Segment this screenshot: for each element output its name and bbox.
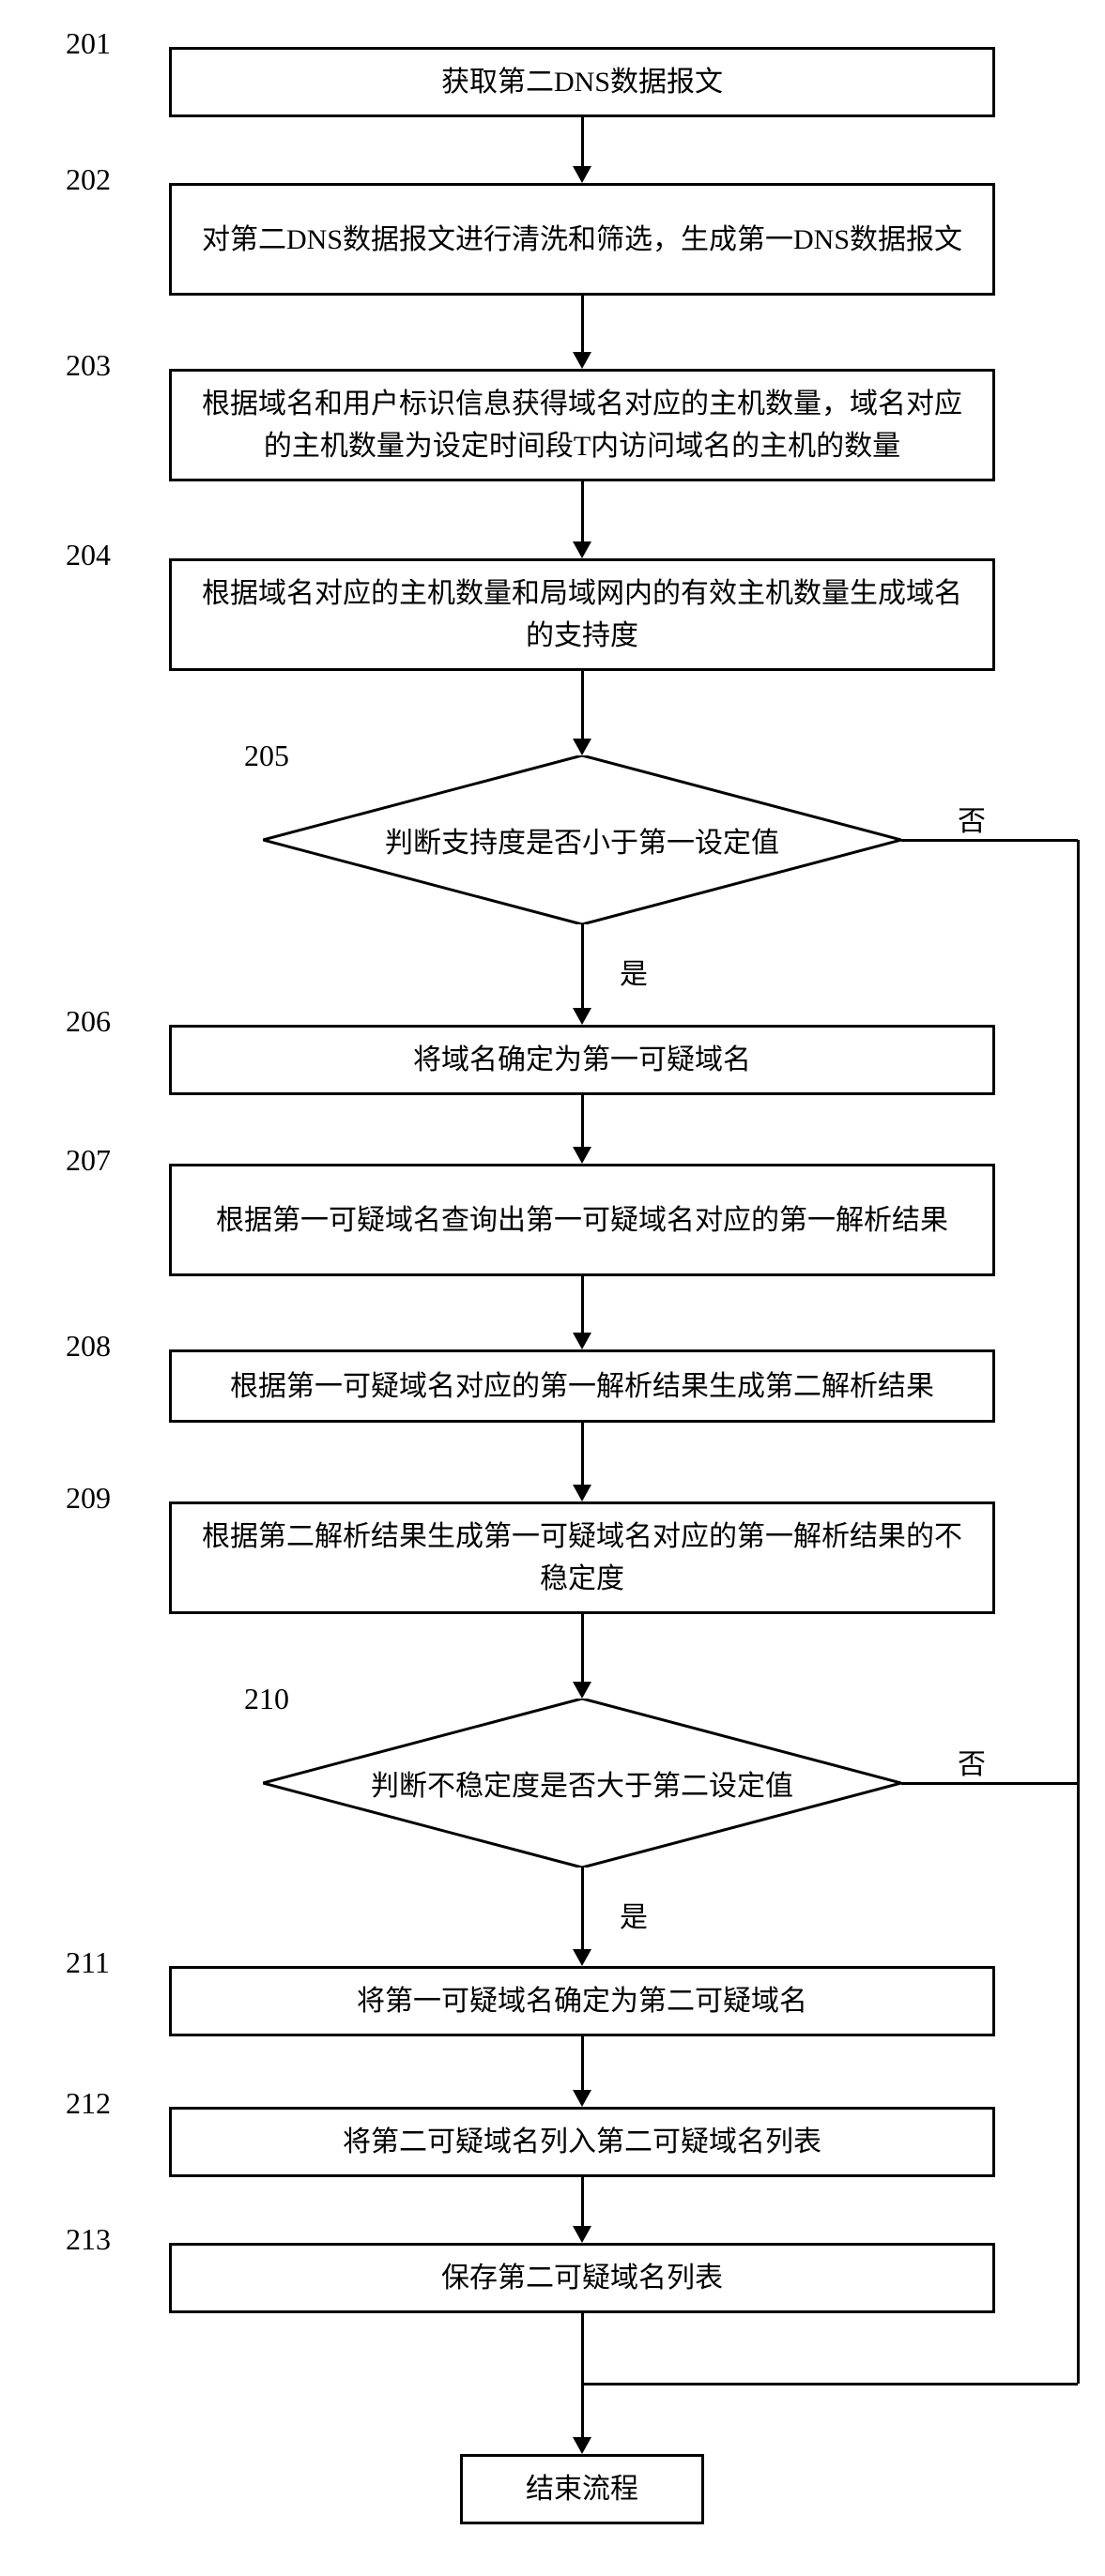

--

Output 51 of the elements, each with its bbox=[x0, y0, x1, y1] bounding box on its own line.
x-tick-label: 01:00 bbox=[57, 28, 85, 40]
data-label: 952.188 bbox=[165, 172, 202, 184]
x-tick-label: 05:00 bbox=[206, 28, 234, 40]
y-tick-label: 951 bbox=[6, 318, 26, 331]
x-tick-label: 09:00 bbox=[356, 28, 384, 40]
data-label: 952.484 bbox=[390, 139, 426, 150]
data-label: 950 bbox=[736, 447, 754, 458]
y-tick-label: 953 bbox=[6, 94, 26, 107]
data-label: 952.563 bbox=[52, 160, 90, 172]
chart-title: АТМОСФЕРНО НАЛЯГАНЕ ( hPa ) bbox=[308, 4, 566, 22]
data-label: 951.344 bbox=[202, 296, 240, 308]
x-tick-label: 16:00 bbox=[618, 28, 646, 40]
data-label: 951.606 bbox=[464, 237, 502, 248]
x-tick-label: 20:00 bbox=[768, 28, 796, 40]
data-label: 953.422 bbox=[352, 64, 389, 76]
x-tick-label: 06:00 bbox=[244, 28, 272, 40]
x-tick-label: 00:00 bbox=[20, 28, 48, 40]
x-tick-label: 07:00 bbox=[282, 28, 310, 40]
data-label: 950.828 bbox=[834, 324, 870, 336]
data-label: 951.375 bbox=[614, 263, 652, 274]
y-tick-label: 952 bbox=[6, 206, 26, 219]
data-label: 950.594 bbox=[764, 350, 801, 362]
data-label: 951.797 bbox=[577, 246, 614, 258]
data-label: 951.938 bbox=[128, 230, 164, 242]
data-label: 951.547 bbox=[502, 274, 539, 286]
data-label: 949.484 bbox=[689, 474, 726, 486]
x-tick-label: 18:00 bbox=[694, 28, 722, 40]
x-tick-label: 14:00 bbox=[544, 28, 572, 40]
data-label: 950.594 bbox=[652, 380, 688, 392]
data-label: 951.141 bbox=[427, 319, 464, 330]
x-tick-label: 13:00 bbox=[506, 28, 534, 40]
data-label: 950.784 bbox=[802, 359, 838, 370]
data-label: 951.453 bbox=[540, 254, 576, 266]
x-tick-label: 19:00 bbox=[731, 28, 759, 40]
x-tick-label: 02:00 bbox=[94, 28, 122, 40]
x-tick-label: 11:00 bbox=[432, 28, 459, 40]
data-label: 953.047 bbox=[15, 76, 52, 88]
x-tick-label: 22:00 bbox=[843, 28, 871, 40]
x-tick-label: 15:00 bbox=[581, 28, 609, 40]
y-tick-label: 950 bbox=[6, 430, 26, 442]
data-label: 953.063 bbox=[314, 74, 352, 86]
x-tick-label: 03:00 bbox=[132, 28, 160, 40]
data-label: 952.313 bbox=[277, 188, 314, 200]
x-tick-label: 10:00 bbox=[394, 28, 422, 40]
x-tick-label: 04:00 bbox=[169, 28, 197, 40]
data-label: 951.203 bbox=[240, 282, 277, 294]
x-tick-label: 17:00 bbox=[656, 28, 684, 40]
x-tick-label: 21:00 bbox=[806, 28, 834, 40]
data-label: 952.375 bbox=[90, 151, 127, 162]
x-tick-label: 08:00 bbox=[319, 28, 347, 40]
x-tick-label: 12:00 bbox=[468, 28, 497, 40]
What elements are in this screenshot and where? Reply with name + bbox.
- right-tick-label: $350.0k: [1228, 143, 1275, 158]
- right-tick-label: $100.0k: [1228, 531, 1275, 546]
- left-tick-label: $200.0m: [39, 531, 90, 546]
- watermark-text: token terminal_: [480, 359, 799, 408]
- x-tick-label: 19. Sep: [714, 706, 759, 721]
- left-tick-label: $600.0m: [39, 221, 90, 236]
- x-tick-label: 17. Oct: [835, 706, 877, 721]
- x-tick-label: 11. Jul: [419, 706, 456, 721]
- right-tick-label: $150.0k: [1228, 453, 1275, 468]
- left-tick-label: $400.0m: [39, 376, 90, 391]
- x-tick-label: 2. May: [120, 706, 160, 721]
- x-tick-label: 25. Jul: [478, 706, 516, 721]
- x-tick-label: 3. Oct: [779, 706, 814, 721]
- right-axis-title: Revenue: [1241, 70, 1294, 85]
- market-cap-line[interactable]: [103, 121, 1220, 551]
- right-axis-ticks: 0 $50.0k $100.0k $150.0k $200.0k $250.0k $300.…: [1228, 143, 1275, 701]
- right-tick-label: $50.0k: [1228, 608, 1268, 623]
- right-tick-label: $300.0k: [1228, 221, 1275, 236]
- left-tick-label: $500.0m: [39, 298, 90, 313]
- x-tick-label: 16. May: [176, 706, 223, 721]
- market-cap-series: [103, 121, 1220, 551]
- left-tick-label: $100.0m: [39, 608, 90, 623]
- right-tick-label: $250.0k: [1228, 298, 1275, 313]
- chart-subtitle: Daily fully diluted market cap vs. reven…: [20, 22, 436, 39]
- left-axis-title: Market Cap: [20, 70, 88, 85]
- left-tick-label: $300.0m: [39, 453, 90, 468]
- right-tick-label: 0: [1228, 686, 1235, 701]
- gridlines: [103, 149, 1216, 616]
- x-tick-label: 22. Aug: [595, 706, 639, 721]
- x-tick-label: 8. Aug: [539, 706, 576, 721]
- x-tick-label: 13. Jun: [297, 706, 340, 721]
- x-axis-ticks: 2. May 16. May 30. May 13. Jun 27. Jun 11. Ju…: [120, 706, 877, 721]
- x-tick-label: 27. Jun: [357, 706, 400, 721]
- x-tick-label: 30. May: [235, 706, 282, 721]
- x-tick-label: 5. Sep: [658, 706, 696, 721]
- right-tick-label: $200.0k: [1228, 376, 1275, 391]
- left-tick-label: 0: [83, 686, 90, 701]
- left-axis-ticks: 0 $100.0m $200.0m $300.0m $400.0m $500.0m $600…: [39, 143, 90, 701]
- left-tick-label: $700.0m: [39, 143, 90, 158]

To be done -> Recast the stretch from the line containing "Output 51 of" through the line containing "data-label: 949.484 bbox=[689, 474, 726, 486]", both ends included, as a Markdown table with the columns Row and Entry. Number each line in Row, put the line itself in Entry, and leave out blank lines.

Output ->
| Row | Entry |
|---|---|
| 1 | Output 51 of the elements, each with its bbox=[x0, y0, x1, y1] bounding box on its own line. |
| 2 | x-tick-label: 01:00 bbox=[57, 28, 85, 40] |
| 3 | data-label: 952.188 bbox=[165, 172, 202, 184] |
| 4 | x-tick-label: 05:00 bbox=[206, 28, 234, 40] |
| 5 | y-tick-label: 951 bbox=[6, 318, 26, 331] |
| 6 | x-tick-label: 09:00 bbox=[356, 28, 384, 40] |
| 7 | data-label: 952.484 bbox=[390, 139, 426, 150] |
| 8 | data-label: 950 bbox=[736, 447, 754, 458] |
| 9 | y-tick-label: 953 bbox=[6, 94, 26, 107] |
| 10 | data-label: 952.563 bbox=[52, 160, 90, 172] |
| 11 | chart-title: АТМОСФЕРНО НАЛЯГАНЕ ( hPa ) bbox=[308, 4, 566, 22] |
| 12 | data-label: 951.344 bbox=[202, 296, 240, 308] |
| 13 | x-tick-label: 16:00 bbox=[618, 28, 646, 40] |
| 14 | data-label: 951.606 bbox=[464, 237, 502, 248] |
| 15 | x-tick-label: 20:00 bbox=[768, 28, 796, 40] |
| 16 | data-label: 953.422 bbox=[352, 64, 389, 76] |
| 17 | x-tick-label: 06:00 bbox=[244, 28, 272, 40] |
| 18 | x-tick-label: 00:00 bbox=[20, 28, 48, 40] |
| 19 | x-tick-label: 07:00 bbox=[282, 28, 310, 40] |
| 20 | data-label: 950.828 bbox=[834, 324, 870, 336] |
| 21 | data-label: 951.375 bbox=[614, 263, 652, 274] |
| 22 | y-tick-label: 952 bbox=[6, 206, 26, 219] |
| 23 | data-label: 950.594 bbox=[764, 350, 801, 362] |
| 24 | data-label: 951.797 bbox=[577, 246, 614, 258] |
| 25 | data-label: 951.938 bbox=[128, 230, 164, 242] |
| 26 | data-label: 951.547 bbox=[502, 274, 539, 286] |
| 27 | data-label: 949.484 bbox=[689, 474, 726, 486] |